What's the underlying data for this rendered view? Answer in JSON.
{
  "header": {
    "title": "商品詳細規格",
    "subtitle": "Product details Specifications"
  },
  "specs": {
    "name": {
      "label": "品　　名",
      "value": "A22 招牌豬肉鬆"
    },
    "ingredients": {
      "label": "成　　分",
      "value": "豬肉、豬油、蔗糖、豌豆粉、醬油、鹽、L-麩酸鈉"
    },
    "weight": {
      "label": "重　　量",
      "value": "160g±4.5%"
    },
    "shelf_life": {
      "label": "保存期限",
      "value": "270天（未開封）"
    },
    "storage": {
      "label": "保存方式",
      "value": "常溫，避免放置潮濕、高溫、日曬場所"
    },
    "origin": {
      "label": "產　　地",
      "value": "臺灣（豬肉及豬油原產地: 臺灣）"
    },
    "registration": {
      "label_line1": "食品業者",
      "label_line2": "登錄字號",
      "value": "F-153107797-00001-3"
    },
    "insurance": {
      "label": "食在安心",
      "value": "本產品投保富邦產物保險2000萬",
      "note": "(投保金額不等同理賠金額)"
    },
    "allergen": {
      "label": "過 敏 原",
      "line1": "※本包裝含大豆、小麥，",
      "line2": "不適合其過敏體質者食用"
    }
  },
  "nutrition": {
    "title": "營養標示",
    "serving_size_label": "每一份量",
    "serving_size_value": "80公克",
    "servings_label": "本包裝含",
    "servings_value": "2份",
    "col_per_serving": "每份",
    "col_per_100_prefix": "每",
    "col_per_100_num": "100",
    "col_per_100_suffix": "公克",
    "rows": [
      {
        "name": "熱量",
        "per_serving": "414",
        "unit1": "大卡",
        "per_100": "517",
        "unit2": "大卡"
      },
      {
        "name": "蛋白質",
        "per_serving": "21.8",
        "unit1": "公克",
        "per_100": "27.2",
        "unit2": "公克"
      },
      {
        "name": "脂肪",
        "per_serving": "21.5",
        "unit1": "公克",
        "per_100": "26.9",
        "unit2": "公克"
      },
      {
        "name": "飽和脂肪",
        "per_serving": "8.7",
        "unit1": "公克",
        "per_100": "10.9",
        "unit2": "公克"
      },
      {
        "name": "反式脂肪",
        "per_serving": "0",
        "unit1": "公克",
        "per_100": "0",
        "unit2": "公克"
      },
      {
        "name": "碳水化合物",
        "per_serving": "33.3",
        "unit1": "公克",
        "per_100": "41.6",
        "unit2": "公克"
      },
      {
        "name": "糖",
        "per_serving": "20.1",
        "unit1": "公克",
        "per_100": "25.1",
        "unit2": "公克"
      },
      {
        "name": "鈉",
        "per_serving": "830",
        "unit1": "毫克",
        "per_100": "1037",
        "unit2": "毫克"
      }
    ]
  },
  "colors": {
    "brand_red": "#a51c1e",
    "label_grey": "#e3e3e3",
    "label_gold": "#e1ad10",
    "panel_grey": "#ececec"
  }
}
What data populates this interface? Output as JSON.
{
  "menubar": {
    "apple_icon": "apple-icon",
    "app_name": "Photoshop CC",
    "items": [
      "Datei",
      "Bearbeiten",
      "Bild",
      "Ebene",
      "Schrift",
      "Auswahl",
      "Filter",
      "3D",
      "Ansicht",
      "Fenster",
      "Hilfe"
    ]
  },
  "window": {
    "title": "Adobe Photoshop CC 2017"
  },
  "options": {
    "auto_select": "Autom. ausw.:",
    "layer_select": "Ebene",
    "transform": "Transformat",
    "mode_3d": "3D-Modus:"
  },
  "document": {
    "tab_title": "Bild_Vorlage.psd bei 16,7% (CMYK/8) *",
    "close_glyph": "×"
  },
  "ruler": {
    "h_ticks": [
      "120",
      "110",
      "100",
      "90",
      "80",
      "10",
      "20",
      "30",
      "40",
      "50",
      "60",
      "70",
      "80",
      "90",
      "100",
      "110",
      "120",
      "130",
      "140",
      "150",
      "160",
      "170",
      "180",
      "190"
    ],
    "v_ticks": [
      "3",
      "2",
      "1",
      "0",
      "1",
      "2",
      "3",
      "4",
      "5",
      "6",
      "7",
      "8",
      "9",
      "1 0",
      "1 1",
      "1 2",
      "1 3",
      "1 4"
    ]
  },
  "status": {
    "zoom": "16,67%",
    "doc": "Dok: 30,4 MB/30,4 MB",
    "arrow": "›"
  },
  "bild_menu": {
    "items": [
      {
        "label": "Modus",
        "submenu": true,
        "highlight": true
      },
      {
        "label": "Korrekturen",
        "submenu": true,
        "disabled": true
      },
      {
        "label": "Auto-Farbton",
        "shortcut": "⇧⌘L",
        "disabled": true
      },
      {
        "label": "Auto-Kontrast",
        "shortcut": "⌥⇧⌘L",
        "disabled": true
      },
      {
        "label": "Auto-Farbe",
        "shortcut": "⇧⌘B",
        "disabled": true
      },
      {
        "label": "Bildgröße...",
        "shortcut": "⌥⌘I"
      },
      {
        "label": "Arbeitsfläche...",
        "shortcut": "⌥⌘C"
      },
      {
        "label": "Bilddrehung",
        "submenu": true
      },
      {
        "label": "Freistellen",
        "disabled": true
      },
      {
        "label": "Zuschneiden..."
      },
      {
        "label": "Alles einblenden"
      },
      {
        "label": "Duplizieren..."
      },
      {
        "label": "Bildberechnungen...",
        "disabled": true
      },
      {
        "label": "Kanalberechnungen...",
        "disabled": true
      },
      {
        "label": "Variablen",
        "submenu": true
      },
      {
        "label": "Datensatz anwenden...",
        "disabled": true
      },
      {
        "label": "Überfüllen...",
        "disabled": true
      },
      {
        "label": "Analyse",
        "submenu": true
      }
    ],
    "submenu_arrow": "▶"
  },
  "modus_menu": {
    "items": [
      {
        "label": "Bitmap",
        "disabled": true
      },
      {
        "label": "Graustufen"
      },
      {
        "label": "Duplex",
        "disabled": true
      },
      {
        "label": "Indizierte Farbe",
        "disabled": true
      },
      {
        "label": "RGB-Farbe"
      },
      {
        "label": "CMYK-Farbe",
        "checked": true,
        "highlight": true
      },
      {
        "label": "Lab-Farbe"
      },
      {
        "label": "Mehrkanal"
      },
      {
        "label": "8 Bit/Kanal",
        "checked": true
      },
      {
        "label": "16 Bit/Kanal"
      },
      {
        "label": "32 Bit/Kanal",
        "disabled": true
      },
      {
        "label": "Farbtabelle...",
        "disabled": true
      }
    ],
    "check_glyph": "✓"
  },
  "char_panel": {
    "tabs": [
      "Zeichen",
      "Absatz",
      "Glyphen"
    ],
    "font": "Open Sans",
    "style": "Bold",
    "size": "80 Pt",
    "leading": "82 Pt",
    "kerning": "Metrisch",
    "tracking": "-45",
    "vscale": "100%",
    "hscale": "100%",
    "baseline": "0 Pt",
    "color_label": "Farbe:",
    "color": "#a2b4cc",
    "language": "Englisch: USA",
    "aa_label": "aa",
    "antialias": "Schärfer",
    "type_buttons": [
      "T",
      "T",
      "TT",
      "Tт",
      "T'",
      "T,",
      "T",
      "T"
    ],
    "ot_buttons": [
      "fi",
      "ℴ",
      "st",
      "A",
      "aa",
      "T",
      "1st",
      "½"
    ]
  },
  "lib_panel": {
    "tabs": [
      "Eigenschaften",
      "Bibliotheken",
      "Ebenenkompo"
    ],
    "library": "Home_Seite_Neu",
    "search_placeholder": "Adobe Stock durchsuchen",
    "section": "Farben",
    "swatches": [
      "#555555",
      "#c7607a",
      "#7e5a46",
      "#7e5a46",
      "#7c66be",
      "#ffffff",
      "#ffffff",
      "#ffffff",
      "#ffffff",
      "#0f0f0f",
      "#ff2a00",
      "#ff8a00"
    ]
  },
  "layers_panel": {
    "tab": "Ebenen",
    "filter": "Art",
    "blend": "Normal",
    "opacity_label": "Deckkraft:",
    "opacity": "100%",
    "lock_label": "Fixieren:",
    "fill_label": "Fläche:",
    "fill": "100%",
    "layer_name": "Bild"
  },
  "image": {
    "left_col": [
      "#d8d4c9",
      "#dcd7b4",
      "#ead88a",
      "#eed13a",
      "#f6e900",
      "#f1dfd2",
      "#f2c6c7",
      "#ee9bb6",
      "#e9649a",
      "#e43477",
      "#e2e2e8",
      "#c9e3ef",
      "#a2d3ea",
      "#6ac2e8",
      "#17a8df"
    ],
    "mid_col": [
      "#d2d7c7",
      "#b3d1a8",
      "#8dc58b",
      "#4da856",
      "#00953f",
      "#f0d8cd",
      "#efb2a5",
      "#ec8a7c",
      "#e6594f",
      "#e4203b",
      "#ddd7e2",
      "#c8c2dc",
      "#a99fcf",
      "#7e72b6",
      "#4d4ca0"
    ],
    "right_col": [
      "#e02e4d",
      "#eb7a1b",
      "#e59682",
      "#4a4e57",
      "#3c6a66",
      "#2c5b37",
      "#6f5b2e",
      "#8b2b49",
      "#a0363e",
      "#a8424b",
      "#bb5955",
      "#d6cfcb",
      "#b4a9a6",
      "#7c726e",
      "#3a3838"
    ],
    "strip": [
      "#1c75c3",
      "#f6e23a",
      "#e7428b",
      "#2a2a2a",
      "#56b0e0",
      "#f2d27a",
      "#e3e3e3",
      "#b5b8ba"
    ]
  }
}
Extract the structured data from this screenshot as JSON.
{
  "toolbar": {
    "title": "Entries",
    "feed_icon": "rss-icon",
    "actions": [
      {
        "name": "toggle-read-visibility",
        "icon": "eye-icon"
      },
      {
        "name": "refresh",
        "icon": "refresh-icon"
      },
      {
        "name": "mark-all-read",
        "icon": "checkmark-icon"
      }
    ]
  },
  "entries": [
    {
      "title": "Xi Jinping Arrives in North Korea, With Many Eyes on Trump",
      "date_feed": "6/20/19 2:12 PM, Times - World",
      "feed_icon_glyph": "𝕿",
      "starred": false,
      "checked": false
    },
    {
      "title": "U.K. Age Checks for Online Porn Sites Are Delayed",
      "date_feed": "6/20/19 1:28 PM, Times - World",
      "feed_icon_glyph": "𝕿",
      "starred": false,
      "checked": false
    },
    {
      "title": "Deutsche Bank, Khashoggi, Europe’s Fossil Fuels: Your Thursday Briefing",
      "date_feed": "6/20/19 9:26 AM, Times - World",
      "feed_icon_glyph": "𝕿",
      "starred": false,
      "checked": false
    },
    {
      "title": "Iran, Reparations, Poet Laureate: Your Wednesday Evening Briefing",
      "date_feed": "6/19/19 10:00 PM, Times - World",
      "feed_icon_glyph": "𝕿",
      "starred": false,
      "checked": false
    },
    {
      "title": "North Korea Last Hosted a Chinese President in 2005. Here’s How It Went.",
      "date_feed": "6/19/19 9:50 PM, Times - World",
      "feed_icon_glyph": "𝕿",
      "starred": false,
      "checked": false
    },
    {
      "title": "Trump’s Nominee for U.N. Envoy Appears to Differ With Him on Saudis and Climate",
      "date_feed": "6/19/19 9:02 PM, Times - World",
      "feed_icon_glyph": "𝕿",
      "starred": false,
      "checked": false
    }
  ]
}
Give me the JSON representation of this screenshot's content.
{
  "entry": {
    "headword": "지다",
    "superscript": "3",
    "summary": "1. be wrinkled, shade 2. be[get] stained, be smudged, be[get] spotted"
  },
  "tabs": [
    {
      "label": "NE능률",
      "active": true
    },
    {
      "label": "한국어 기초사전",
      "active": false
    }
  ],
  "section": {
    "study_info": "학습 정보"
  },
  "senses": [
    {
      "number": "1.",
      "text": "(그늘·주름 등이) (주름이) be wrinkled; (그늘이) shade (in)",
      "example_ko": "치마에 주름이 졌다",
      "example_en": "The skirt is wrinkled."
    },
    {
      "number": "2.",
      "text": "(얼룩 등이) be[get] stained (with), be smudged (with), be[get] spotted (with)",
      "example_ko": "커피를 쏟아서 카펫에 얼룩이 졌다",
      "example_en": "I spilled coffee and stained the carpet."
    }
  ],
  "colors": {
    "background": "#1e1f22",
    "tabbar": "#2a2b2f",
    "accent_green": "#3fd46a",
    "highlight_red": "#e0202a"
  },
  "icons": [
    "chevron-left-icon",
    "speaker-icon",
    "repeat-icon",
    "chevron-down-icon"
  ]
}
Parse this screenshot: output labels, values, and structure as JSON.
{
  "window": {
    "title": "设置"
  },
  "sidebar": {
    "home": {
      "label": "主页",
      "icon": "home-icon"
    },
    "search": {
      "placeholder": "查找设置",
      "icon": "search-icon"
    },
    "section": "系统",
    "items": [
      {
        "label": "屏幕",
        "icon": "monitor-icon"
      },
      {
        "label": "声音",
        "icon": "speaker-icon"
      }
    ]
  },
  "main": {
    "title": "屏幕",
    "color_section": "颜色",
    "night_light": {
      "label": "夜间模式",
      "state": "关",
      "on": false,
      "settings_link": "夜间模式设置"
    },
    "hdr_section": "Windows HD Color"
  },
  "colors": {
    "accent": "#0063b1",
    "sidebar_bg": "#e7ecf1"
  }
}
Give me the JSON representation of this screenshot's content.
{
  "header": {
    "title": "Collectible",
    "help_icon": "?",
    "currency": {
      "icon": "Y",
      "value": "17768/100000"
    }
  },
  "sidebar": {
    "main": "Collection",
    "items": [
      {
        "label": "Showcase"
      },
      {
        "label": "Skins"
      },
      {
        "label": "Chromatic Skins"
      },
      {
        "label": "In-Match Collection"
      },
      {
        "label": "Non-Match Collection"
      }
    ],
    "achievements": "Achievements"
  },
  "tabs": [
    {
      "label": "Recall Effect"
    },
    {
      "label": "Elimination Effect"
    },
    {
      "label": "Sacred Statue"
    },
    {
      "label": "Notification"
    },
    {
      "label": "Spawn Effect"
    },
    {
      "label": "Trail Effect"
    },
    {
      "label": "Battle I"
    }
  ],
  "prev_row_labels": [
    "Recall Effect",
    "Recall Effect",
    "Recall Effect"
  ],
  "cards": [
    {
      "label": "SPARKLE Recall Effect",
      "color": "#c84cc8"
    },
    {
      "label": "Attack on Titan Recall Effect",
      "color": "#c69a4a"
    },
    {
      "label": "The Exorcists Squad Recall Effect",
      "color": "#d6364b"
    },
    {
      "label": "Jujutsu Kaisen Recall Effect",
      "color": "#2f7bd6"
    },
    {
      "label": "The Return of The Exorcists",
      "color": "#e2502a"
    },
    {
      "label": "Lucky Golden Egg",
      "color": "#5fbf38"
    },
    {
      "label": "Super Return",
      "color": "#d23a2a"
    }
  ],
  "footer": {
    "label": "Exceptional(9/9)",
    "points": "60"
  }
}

• **PROBLEM DESCRIPTION**
Within the data above, count the lines that contain the string "read"; the reply is the number alone.

• **TASK RESPONSE**
2